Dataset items
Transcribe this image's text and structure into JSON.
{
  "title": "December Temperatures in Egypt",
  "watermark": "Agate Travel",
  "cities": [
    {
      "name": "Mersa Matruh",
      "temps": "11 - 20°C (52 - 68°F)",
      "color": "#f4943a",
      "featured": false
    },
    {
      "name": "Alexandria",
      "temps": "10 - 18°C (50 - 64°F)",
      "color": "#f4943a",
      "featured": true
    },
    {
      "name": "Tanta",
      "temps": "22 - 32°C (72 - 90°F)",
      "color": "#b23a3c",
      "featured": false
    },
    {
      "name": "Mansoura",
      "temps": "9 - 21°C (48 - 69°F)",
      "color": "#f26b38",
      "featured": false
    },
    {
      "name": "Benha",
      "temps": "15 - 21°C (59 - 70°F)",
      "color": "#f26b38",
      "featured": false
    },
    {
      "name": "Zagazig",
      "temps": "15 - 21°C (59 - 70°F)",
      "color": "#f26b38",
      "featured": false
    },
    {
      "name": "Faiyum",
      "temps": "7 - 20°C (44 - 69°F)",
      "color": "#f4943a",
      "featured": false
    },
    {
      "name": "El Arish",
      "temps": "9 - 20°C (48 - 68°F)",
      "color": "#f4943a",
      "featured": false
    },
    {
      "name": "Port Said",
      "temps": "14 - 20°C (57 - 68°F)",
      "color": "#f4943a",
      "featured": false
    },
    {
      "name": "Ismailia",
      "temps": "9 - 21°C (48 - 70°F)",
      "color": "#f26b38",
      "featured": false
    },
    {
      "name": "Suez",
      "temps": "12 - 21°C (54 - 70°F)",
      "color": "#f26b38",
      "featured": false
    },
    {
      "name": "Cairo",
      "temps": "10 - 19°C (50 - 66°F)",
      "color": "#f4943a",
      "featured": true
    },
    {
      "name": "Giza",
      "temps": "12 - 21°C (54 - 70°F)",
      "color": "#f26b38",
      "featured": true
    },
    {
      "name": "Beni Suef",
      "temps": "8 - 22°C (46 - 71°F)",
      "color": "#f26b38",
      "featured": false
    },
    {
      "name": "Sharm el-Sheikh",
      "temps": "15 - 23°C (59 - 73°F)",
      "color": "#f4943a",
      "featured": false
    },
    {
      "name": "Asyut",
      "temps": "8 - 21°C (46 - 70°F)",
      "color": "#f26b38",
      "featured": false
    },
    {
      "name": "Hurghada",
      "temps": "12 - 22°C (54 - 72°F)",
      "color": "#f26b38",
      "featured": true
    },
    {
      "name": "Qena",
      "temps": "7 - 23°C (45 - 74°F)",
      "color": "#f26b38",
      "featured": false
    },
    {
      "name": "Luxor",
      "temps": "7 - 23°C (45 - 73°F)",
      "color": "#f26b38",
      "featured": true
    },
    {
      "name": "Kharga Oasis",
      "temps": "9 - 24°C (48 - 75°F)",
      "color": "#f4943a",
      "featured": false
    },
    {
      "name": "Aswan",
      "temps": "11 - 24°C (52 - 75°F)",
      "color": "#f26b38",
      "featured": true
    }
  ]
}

» Your instructions:
Print out all the entries precisely as written.

» Output:
Transcribe this image's text and structure into JSON.
{
  "title": "December Temperatures in Egypt",
  "watermark": "Agate Travel",
  "cities": [
    {
      "name": "Mersa Matruh",
      "temps": "11 - 20°C (52 - 68°F)",
      "color": "#f4943a",
      "featured": false
    },
    {
      "name": "Alexandria",
      "temps": "10 - 18°C (50 - 64°F)",
      "color": "#f4943a",
      "featured": true
    },
    {
      "name": "Tanta",
      "temps": "22 - 32°C (72 - 90°F)",
      "color": "#b23a3c",
      "featured": false
    },
    {
      "name": "Mansoura",
      "temps": "9 - 21°C (48 - 69°F)",
      "color": "#f26b38",
      "featured": false
    },
    {
      "name": "Benha",
      "temps": "15 - 21°C (59 - 70°F)",
      "color": "#f26b38",
      "featured": false
    },
    {
      "name": "Zagazig",
      "temps": "15 - 21°C (59 - 70°F)",
      "color": "#f26b38",
      "featured": false
    },
    {
      "name": "Faiyum",
      "temps": "7 - 20°C (44 - 69°F)",
      "color": "#f4943a",
      "featured": false
    },
    {
      "name": "El Arish",
      "temps": "9 - 20°C (48 - 68°F)",
      "color": "#f4943a",
      "featured": false
    },
    {
      "name": "Port Said",
      "temps": "14 - 20°C (57 - 68°F)",
      "color": "#f4943a",
      "featured": false
    },
    {
      "name": "Ismailia",
      "temps": "9 - 21°C (48 - 70°F)",
      "color": "#f26b38",
      "featured": false
    },
    {
      "name": "Suez",
      "temps": "12 - 21°C (54 - 70°F)",
      "color": "#f26b38",
      "featured": false
    },
    {
      "name": "Cairo",
      "temps": "10 - 19°C (50 - 66°F)",
      "color": "#f4943a",
      "featured": true
    },
    {
      "name": "Giza",
      "temps": "12 - 21°C (54 - 70°F)",
      "color": "#f26b38",
      "featured": true
    },
    {
      "name": "Beni Suef",
      "temps": "8 - 22°C (46 - 71°F)",
      "color": "#f26b38",
      "featured": false
    },
    {
      "name": "Sharm el-Sheikh",
      "temps": "15 - 23°C (59 - 73°F)",
      "color": "#f4943a",
      "featured": false
    },
    {
      "name": "Asyut",
      "temps": "8 - 21°C (46 - 70°F)",
      "color": "#f26b38",
      "featured": false
    },
    {
      "name": "Hurghada",
      "temps": "12 - 22°C (54 - 72°F)",
      "color": "#f26b38",
      "featured": true
    },
    {
      "name": "Qena",
      "temps": "7 - 23°C (45 - 74°F)",
      "color": "#f26b38",
      "featured": false
    },
    {
      "name": "Luxor",
      "temps": "7 - 23°C (45 - 73°F)",
      "color": "#f26b38",
      "featured": true
    },
    {
      "name": "Kharga Oasis",
      "temps": "9 - 24°C (48 - 75°F)",
      "color": "#f4943a",
      "featured": false
    },
    {
      "name": "Aswan",
      "temps": "11 - 24°C (52 - 75°F)",
      "color": "#f26b38",
      "featured": true
    }
  ]
}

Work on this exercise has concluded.